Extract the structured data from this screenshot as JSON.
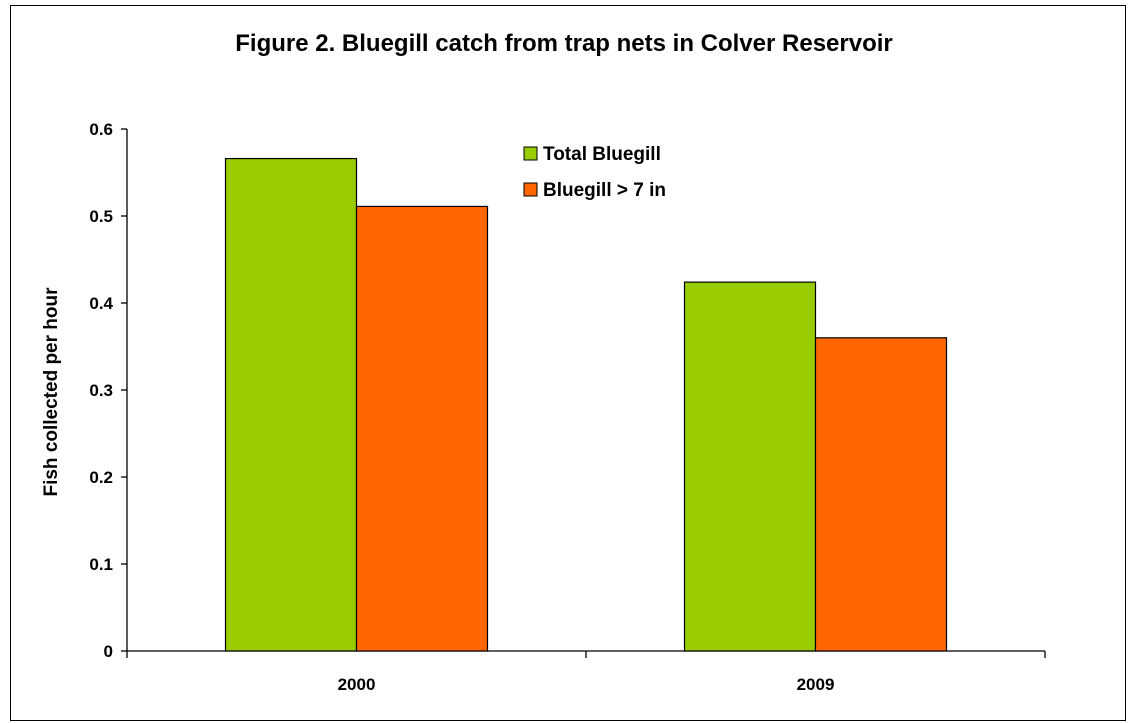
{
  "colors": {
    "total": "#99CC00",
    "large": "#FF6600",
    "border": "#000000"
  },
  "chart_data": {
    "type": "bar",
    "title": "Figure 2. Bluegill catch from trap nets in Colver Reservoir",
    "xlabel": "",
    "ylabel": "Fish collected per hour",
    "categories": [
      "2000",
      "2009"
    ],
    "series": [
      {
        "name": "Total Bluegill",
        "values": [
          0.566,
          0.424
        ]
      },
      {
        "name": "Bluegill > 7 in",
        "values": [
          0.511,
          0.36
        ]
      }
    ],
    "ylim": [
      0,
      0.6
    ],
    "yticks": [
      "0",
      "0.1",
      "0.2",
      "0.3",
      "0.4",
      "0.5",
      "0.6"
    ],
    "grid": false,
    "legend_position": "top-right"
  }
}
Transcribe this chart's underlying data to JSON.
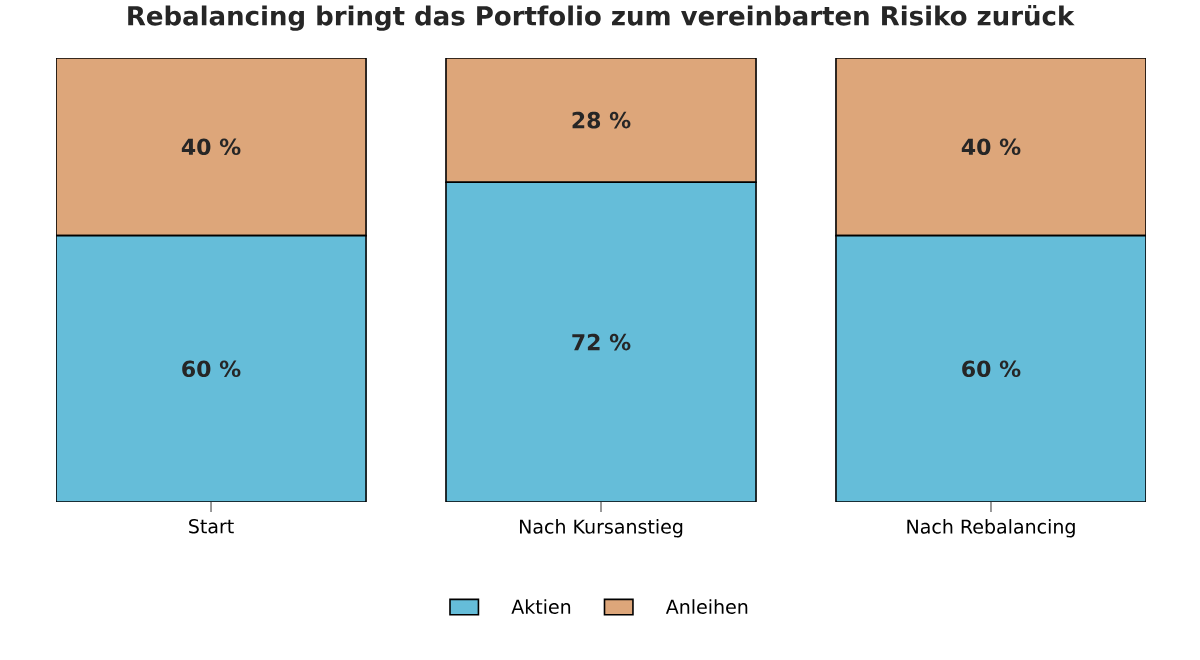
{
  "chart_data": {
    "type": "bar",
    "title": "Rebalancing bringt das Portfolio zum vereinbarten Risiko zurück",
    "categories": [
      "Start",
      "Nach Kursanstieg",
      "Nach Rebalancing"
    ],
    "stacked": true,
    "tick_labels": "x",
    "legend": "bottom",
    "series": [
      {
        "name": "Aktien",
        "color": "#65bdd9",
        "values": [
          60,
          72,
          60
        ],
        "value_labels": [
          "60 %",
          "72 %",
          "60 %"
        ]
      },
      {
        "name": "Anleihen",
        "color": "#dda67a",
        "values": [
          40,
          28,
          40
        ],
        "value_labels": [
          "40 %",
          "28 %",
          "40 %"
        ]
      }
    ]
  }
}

Objective :: Go through the material above and print all of it exactly, except the pictures.

Output below ::
Extract the structured data from this screenshot as JSON.
{
  "colors": {
    "total": "#99CC00",
    "large": "#FF6600",
    "border": "#000000"
  },
  "chart_data": {
    "type": "bar",
    "title": "Figure 2. Bluegill catch from trap nets in Colver Reservoir",
    "xlabel": "",
    "ylabel": "Fish collected per hour",
    "categories": [
      "2000",
      "2009"
    ],
    "series": [
      {
        "name": "Total Bluegill",
        "values": [
          0.566,
          0.424
        ]
      },
      {
        "name": "Bluegill > 7 in",
        "values": [
          0.511,
          0.36
        ]
      }
    ],
    "ylim": [
      0,
      0.6
    ],
    "yticks": [
      "0",
      "0.1",
      "0.2",
      "0.3",
      "0.4",
      "0.5",
      "0.6"
    ],
    "grid": false,
    "legend_position": "top-right"
  }
}
Transcribe this chart's underlying data to JSON.
{
  "chart_data": {
    "type": "bar",
    "title": "Rebalancing bringt das Portfolio zum vereinbarten Risiko zurück",
    "categories": [
      "Start",
      "Nach Kursanstieg",
      "Nach Rebalancing"
    ],
    "stacked": true,
    "tick_labels": "x",
    "legend": "bottom",
    "series": [
      {
        "name": "Aktien",
        "color": "#65bdd9",
        "values": [
          60,
          72,
          60
        ],
        "value_labels": [
          "60 %",
          "72 %",
          "60 %"
        ]
      },
      {
        "name": "Anleihen",
        "color": "#dda67a",
        "values": [
          40,
          28,
          40
        ],
        "value_labels": [
          "40 %",
          "28 %",
          "40 %"
        ]
      }
    ]
  }
}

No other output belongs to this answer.